(Dataset excerpt)
++++++
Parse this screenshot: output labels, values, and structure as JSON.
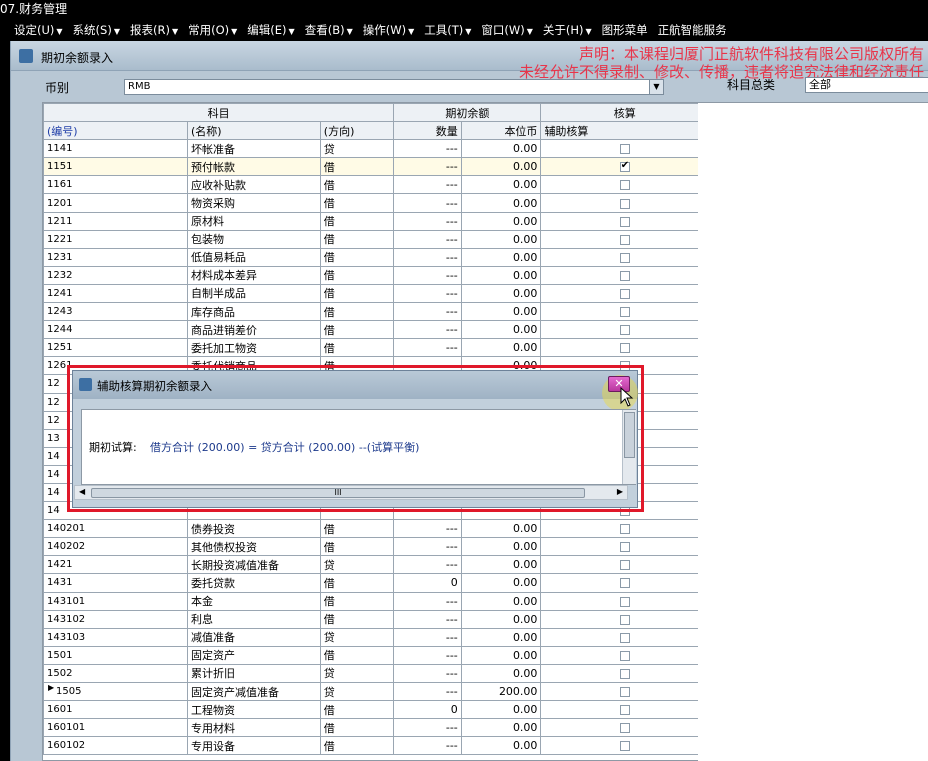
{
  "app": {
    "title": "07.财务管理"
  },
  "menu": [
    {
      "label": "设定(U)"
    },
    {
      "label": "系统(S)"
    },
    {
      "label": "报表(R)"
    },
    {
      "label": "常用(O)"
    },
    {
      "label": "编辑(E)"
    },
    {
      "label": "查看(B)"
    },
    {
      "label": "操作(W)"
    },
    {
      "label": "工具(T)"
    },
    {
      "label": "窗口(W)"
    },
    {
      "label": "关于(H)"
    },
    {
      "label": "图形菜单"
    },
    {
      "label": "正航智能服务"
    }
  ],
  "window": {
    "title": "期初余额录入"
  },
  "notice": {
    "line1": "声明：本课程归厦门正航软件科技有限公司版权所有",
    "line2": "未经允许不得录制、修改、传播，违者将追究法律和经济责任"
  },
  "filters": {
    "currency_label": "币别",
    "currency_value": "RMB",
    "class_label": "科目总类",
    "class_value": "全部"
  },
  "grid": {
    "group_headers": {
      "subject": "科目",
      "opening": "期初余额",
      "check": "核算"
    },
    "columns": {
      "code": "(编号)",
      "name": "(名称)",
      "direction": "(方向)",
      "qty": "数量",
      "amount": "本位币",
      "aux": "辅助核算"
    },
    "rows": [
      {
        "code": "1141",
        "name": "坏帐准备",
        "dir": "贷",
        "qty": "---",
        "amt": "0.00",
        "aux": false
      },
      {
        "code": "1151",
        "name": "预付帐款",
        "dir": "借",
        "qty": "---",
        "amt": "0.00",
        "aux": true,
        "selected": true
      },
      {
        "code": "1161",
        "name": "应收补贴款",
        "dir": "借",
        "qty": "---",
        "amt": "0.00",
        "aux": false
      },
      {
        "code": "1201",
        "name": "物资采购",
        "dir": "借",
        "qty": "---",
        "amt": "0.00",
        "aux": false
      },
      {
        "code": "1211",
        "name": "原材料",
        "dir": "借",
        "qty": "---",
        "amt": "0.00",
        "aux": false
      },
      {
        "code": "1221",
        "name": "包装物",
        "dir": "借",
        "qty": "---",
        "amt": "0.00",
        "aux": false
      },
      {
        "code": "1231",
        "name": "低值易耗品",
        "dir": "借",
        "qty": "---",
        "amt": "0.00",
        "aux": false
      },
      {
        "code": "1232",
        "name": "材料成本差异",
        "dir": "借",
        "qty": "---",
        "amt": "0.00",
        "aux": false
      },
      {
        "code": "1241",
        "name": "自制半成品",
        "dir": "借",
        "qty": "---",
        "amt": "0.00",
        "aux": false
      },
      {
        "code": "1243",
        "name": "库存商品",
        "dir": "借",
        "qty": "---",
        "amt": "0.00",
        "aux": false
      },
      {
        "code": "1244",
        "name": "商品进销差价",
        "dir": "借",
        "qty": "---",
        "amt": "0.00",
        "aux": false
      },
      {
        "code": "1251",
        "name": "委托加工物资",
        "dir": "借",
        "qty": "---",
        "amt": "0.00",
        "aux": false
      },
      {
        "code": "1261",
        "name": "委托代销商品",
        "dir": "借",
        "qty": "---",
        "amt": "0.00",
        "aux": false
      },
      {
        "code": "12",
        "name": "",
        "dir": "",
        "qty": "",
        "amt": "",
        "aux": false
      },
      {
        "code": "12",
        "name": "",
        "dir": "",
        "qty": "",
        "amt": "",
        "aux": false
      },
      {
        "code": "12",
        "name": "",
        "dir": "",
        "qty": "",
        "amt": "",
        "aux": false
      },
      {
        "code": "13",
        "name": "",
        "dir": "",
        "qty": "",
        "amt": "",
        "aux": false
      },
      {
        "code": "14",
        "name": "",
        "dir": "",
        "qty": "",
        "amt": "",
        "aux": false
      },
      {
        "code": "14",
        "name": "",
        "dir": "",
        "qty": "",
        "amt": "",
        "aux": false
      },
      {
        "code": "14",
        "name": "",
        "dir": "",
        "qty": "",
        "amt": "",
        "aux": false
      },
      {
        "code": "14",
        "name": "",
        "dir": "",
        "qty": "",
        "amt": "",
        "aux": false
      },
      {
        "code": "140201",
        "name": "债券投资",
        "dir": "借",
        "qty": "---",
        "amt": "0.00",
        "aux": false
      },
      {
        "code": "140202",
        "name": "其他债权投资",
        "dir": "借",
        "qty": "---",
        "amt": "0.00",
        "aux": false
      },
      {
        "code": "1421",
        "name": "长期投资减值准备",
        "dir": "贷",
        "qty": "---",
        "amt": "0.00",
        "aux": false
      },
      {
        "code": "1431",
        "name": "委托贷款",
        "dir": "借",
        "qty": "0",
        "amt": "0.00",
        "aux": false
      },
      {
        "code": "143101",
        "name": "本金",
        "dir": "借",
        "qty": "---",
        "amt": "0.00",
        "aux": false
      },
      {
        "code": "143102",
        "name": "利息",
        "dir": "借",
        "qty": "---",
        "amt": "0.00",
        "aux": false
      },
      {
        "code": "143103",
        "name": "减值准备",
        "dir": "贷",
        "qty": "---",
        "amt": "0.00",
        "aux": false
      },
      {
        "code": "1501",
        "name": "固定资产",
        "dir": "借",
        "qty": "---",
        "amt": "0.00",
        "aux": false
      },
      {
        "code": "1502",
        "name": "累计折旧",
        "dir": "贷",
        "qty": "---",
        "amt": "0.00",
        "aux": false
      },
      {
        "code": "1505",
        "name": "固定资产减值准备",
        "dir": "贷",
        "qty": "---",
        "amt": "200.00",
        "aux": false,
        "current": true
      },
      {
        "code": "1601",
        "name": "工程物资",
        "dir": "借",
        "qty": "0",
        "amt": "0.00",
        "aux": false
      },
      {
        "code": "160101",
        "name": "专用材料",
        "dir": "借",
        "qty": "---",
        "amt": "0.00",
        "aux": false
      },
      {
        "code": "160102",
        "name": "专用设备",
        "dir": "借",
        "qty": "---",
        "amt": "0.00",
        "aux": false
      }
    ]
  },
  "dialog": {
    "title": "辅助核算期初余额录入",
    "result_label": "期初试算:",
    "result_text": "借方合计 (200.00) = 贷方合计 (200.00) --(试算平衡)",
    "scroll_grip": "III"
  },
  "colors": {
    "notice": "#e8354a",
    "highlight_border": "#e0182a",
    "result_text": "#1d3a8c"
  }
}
++++++
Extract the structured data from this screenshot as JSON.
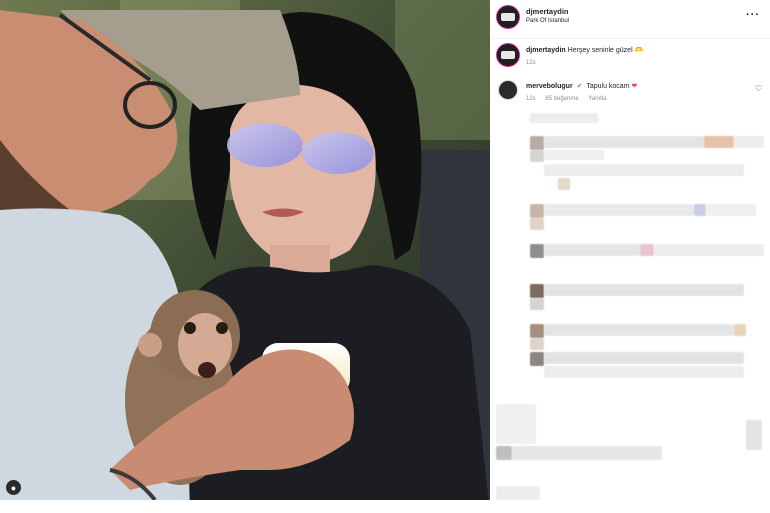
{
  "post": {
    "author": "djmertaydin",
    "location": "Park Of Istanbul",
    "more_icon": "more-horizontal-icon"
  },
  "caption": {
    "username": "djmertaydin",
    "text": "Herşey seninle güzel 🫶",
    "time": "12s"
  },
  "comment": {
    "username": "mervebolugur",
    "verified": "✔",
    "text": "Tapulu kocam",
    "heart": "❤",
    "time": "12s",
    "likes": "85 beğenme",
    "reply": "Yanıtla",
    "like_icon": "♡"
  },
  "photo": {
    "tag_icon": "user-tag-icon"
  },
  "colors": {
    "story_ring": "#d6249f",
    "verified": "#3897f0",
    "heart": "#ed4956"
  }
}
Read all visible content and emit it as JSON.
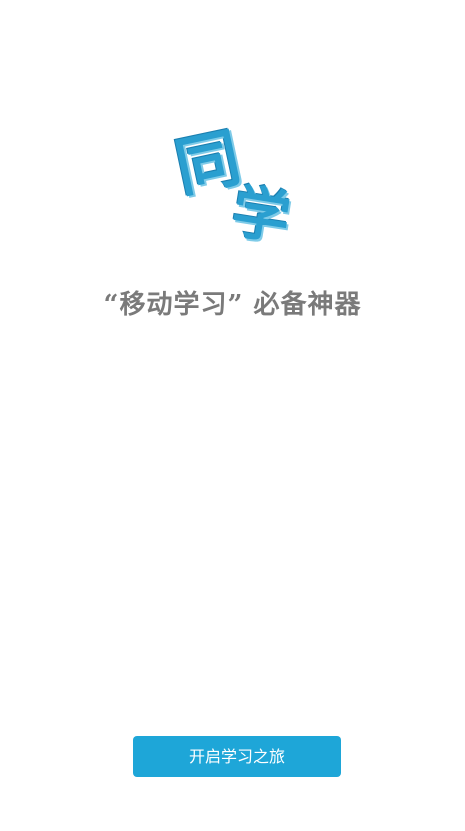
++++++
Aim:
The copy should hold exactly the lines from the line with "Extract the structured" to the line with "Read all visible content and emit it as JSON.", both ends in, set down without any pictures and with nothing added.

Written response:
Extract the structured data from this screenshot as JSON.
{
  "post": {
    "author": "djmertaydin",
    "location": "Park Of Istanbul",
    "more_icon": "more-horizontal-icon"
  },
  "caption": {
    "username": "djmertaydin",
    "text": "Herşey seninle güzel 🫶",
    "time": "12s"
  },
  "comment": {
    "username": "mervebolugur",
    "verified": "✔",
    "text": "Tapulu kocam",
    "heart": "❤",
    "time": "12s",
    "likes": "85 beğenme",
    "reply": "Yanıtla",
    "like_icon": "♡"
  },
  "photo": {
    "tag_icon": "user-tag-icon"
  },
  "colors": {
    "story_ring": "#d6249f",
    "verified": "#3897f0",
    "heart": "#ed4956"
  }
}
Read all visible content and emit it as JSON.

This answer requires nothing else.